**Your objective**
Check every line of the entries for "this", and copy the lines that hold it.

**Stored data**

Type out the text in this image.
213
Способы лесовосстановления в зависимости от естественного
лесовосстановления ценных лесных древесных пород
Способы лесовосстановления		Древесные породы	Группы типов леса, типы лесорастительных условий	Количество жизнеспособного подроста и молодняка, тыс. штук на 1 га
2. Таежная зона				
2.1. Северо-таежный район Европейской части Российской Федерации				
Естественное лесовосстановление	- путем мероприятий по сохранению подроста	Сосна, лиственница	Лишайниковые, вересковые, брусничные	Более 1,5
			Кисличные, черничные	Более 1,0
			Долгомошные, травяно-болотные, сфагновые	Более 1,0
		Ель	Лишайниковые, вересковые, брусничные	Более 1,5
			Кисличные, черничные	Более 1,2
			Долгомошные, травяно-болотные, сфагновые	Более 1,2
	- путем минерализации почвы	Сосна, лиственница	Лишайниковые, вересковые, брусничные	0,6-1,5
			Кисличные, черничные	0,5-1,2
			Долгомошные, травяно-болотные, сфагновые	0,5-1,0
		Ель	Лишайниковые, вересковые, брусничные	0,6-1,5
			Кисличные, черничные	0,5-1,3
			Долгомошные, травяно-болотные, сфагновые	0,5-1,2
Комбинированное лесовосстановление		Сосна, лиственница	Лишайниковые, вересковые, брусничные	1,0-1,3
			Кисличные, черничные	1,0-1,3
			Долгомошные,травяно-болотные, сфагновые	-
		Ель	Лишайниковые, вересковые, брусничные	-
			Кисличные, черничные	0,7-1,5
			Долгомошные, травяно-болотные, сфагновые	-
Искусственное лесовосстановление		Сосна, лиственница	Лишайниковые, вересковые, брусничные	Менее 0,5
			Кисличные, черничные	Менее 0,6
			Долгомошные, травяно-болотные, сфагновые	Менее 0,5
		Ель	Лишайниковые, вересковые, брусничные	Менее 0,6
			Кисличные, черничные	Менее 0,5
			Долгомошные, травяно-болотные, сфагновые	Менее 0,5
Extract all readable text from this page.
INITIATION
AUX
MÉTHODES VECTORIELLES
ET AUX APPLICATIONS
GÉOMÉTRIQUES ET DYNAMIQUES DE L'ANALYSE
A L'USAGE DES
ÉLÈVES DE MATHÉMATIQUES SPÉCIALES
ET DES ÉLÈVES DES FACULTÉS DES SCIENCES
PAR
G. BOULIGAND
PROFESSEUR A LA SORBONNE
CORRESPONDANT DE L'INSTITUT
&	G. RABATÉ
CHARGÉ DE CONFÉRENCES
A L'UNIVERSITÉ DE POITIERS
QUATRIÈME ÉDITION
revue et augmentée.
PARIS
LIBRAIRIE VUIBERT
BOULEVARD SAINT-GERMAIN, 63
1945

**Exercise answer**
Type out the text in this image.
Extract all readable text from this page.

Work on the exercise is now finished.